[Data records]
———

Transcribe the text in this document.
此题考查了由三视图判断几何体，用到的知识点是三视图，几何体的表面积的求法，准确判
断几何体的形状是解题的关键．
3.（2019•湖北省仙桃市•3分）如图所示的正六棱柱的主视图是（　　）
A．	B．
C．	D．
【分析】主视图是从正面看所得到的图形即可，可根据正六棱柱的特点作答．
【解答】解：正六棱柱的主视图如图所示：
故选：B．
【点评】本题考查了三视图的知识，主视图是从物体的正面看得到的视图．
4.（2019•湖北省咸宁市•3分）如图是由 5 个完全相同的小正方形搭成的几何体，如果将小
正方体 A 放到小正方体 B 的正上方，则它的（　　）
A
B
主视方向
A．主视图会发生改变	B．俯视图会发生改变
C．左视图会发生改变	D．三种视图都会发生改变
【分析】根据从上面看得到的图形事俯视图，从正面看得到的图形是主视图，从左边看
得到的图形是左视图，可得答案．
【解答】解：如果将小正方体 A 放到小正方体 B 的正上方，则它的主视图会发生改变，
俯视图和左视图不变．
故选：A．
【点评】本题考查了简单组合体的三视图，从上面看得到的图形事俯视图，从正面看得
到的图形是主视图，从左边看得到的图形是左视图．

———

## [REQUIRED TASK]
Quote all of the entries verbatim.

## [OUTPUT OF THE EXERCISE]
Transcribe the text in this document.
此题考查了由三视图判断几何体，用到的知识点是三视图，几何体的表面积的求法，准确判
断几何体的形状是解题的关键．
3.（2019•湖北省仙桃市•3分）如图所示的正六棱柱的主视图是（　　）
A．	B．
C．	D．
【分析】主视图是从正面看所得到的图形即可，可根据正六棱柱的特点作答．
【解答】解：正六棱柱的主视图如图所示：
故选：B．
【点评】本题考查了三视图的知识，主视图是从物体的正面看得到的视图．
4.（2019•湖北省咸宁市•3分）如图是由 5 个完全相同的小正方形搭成的几何体，如果将小
正方体 A 放到小正方体 B 的正上方，则它的（　　）
A
B
主视方向
A．主视图会发生改变	B．俯视图会发生改变
C．左视图会发生改变	D．三种视图都会发生改变
【分析】根据从上面看得到的图形事俯视图，从正面看得到的图形是主视图，从左边看
得到的图形是左视图，可得答案．
【解答】解：如果将小正方体 A 放到小正方体 B 的正上方，则它的主视图会发生改变，
俯视图和左视图不变．
故选：A．
【点评】本题考查了简单组合体的三视图，从上面看得到的图形事俯视图，从正面看得
到的图形是主视图，从左边看得到的图形是左视图．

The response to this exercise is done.